Requirements. Transcribe the entries that follow exactly as they appear, minus pictures.

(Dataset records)
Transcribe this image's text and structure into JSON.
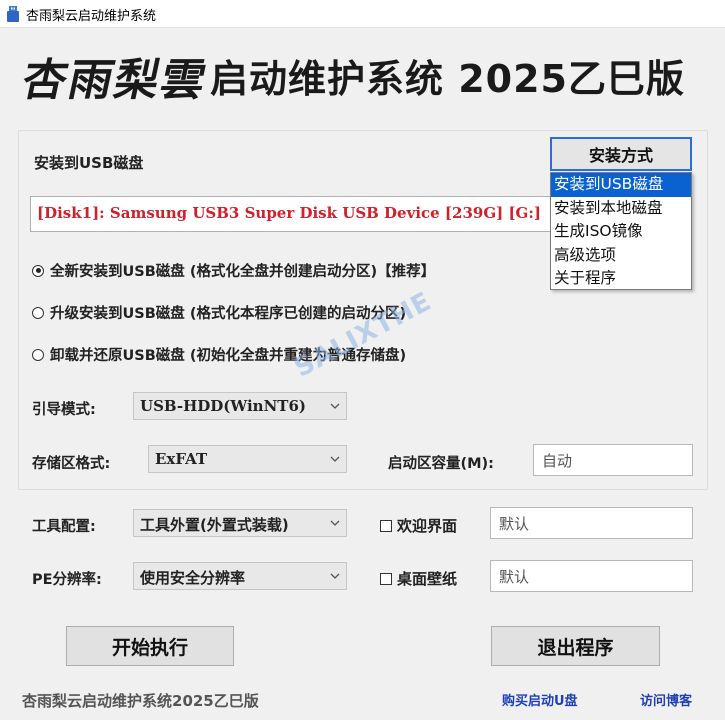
{
  "window": {
    "title": "杏雨梨云启动维护系统"
  },
  "banner": {
    "script_text": "杏雨梨雲",
    "rest_text": "启动维护系统 2025乙巳版"
  },
  "install_target": {
    "label": "安装到USB磁盘",
    "disk_value": "[Disk1]:  Samsung USB3 Super Disk USB Device  [239G]  [G:]"
  },
  "install_modes": [
    {
      "label": "全新安装到USB磁盘 (格式化全盘并创建启动分区)【推荐】",
      "checked": true
    },
    {
      "label": "升级安装到USB磁盘 (格式化本程序已创建的启动分区)",
      "checked": false
    },
    {
      "label": "卸载并还原USB磁盘 (初始化全盘并重建为普通存储盘)",
      "checked": false
    }
  ],
  "boot_mode": {
    "label": "引导模式:",
    "value": "USB-HDD(WinNT6)"
  },
  "storage_format": {
    "label": "存储区格式:",
    "value": "ExFAT"
  },
  "boot_capacity": {
    "label": "启动区容量(M):",
    "value": "自动"
  },
  "tool_config": {
    "label": "工具配置:",
    "value": "工具外置(外置式装载)"
  },
  "pe_resolution": {
    "label": "PE分辨率:",
    "value": "使用安全分辨率"
  },
  "welcome": {
    "label": "欢迎界面",
    "value": "默认"
  },
  "wallpaper": {
    "label": "桌面壁纸",
    "value": "默认"
  },
  "buttons": {
    "start": "开始执行",
    "exit": "退出程序"
  },
  "footer": {
    "text": "杏雨梨云启动维护系统2025乙巳版",
    "buy_link": "购买启动U盘",
    "blog_link": "访问博客"
  },
  "mode_menu": {
    "button_label": "安装方式",
    "items": [
      "安装到USB磁盘",
      "安装到本地磁盘",
      "生成ISO镜像",
      "高级选项",
      "关于程序"
    ],
    "selected_index": 0
  },
  "watermark": "SALIXTHE",
  "colors": {
    "accent": "#0a62d0",
    "disk_text": "#d0202a",
    "link": "#1f3fb8"
  },
  "icons": {
    "app": "usb-drive-icon",
    "chevron": "chevron-down-icon"
  }
}
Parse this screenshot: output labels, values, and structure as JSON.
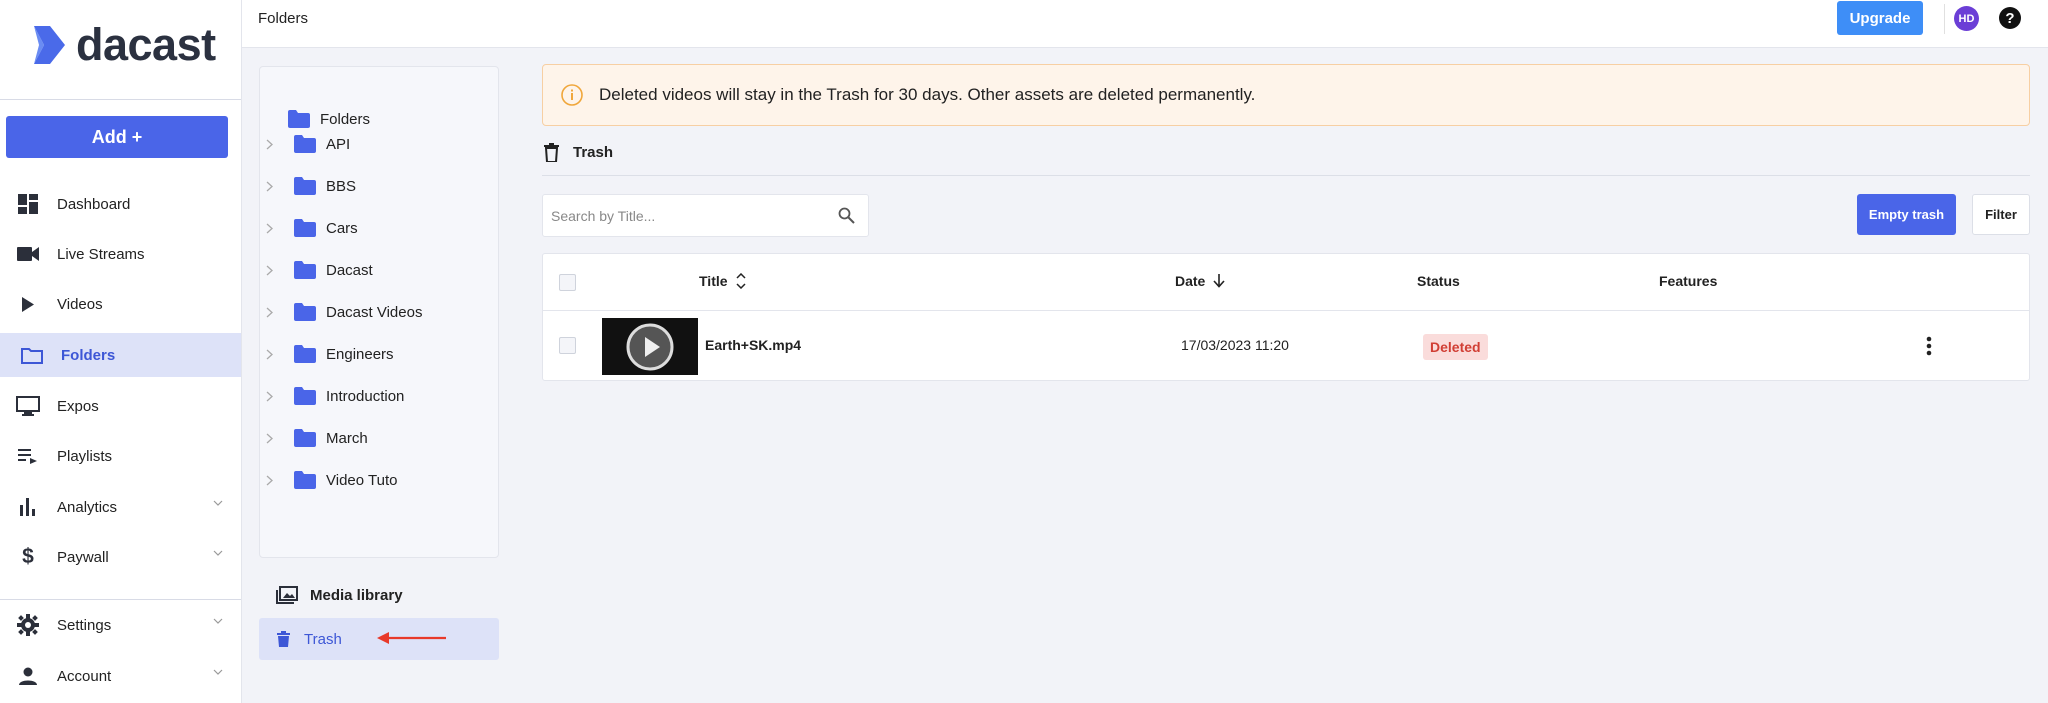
{
  "brand": {
    "name": "dacast"
  },
  "sidebar": {
    "add_label": "Add +",
    "items": [
      {
        "label": "Dashboard",
        "icon": "dashboard-icon"
      },
      {
        "label": "Live Streams",
        "icon": "video-camera-icon"
      },
      {
        "label": "Videos",
        "icon": "play-icon"
      },
      {
        "label": "Folders",
        "icon": "folder-icon",
        "active": true
      },
      {
        "label": "Expos",
        "icon": "monitor-icon"
      },
      {
        "label": "Playlists",
        "icon": "playlist-icon"
      },
      {
        "label": "Analytics",
        "icon": "bar-chart-icon"
      },
      {
        "label": "Paywall",
        "icon": "dollar-icon"
      },
      {
        "label": "Settings",
        "icon": "gear-icon"
      },
      {
        "label": "Account",
        "icon": "person-icon"
      }
    ]
  },
  "header": {
    "title": "Folders",
    "upgrade_label": "Upgrade",
    "avatar_initials": "HD"
  },
  "folders": {
    "root_label": "Folders",
    "items": [
      "API",
      "BBS",
      "Cars",
      "Dacast",
      "Dacast Videos",
      "Engineers",
      "Introduction",
      "March",
      "Video Tuto"
    ],
    "media_library_label": "Media library",
    "trash_label": "Trash"
  },
  "main": {
    "banner_text": "Deleted videos will stay in the Trash for 30 days. Other assets are deleted permanently.",
    "section_title": "Trash",
    "search_placeholder": "Search by Title...",
    "empty_trash_label": "Empty trash",
    "filter_label": "Filter",
    "columns": {
      "title": "Title",
      "date": "Date",
      "status": "Status",
      "features": "Features"
    },
    "rows": [
      {
        "title": "Earth+SK.mp4",
        "date": "17/03/2023 11:20",
        "status": "Deleted"
      }
    ]
  },
  "colors": {
    "accent": "#4a65e8",
    "upgrade": "#3e8ef7",
    "avatar": "#6b3ed6",
    "deleted_badge_bg": "#fadcdb",
    "deleted_badge_text": "#d13f35"
  }
}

Answer for this exercise.
Transcribe this image's text and structure into JSON.
{
  "window": {
    "title": "杏雨梨云启动维护系统"
  },
  "banner": {
    "script_text": "杏雨梨雲",
    "rest_text": "启动维护系统 2025乙巳版"
  },
  "install_target": {
    "label": "安装到USB磁盘",
    "disk_value": "[Disk1]:  Samsung USB3 Super Disk USB Device  [239G]  [G:]"
  },
  "install_modes": [
    {
      "label": "全新安装到USB磁盘 (格式化全盘并创建启动分区)【推荐】",
      "checked": true
    },
    {
      "label": "升级安装到USB磁盘 (格式化本程序已创建的启动分区)",
      "checked": false
    },
    {
      "label": "卸载并还原USB磁盘 (初始化全盘并重建为普通存储盘)",
      "checked": false
    }
  ],
  "boot_mode": {
    "label": "引导模式:",
    "value": "USB-HDD(WinNT6)"
  },
  "storage_format": {
    "label": "存储区格式:",
    "value": "ExFAT"
  },
  "boot_capacity": {
    "label": "启动区容量(M):",
    "value": "自动"
  },
  "tool_config": {
    "label": "工具配置:",
    "value": "工具外置(外置式装载)"
  },
  "pe_resolution": {
    "label": "PE分辨率:",
    "value": "使用安全分辨率"
  },
  "welcome": {
    "label": "欢迎界面",
    "value": "默认"
  },
  "wallpaper": {
    "label": "桌面壁纸",
    "value": "默认"
  },
  "buttons": {
    "start": "开始执行",
    "exit": "退出程序"
  },
  "footer": {
    "text": "杏雨梨云启动维护系统2025乙巳版",
    "buy_link": "购买启动U盘",
    "blog_link": "访问博客"
  },
  "mode_menu": {
    "button_label": "安装方式",
    "items": [
      "安装到USB磁盘",
      "安装到本地磁盘",
      "生成ISO镜像",
      "高级选项",
      "关于程序"
    ],
    "selected_index": 0
  },
  "watermark": "SALIXTHE",
  "colors": {
    "accent": "#0a62d0",
    "disk_text": "#d0202a",
    "link": "#1f3fb8"
  },
  "icons": {
    "app": "usb-drive-icon",
    "chevron": "chevron-down-icon"
  }
}
Parse this screenshot: output labels, values, and structure as JSON.
{
  "brand": {
    "name": "dacast"
  },
  "sidebar": {
    "add_label": "Add +",
    "items": [
      {
        "label": "Dashboard",
        "icon": "dashboard-icon"
      },
      {
        "label": "Live Streams",
        "icon": "video-camera-icon"
      },
      {
        "label": "Videos",
        "icon": "play-icon"
      },
      {
        "label": "Folders",
        "icon": "folder-icon",
        "active": true
      },
      {
        "label": "Expos",
        "icon": "monitor-icon"
      },
      {
        "label": "Playlists",
        "icon": "playlist-icon"
      },
      {
        "label": "Analytics",
        "icon": "bar-chart-icon"
      },
      {
        "label": "Paywall",
        "icon": "dollar-icon"
      },
      {
        "label": "Settings",
        "icon": "gear-icon"
      },
      {
        "label": "Account",
        "icon": "person-icon"
      }
    ]
  },
  "header": {
    "title": "Folders",
    "upgrade_label": "Upgrade",
    "avatar_initials": "HD"
  },
  "folders": {
    "root_label": "Folders",
    "items": [
      "API",
      "BBS",
      "Cars",
      "Dacast",
      "Dacast Videos",
      "Engineers",
      "Introduction",
      "March",
      "Video Tuto"
    ],
    "media_library_label": "Media library",
    "trash_label": "Trash"
  },
  "main": {
    "banner_text": "Deleted videos will stay in the Trash for 30 days. Other assets are deleted permanently.",
    "section_title": "Trash",
    "search_placeholder": "Search by Title...",
    "empty_trash_label": "Empty trash",
    "filter_label": "Filter",
    "columns": {
      "title": "Title",
      "date": "Date",
      "status": "Status",
      "features": "Features"
    },
    "rows": [
      {
        "title": "Earth+SK.mp4",
        "date": "17/03/2023 11:20",
        "status": "Deleted"
      }
    ]
  },
  "colors": {
    "accent": "#4a65e8",
    "upgrade": "#3e8ef7",
    "avatar": "#6b3ed6",
    "deleted_badge_bg": "#fadcdb",
    "deleted_badge_text": "#d13f35"
  }
}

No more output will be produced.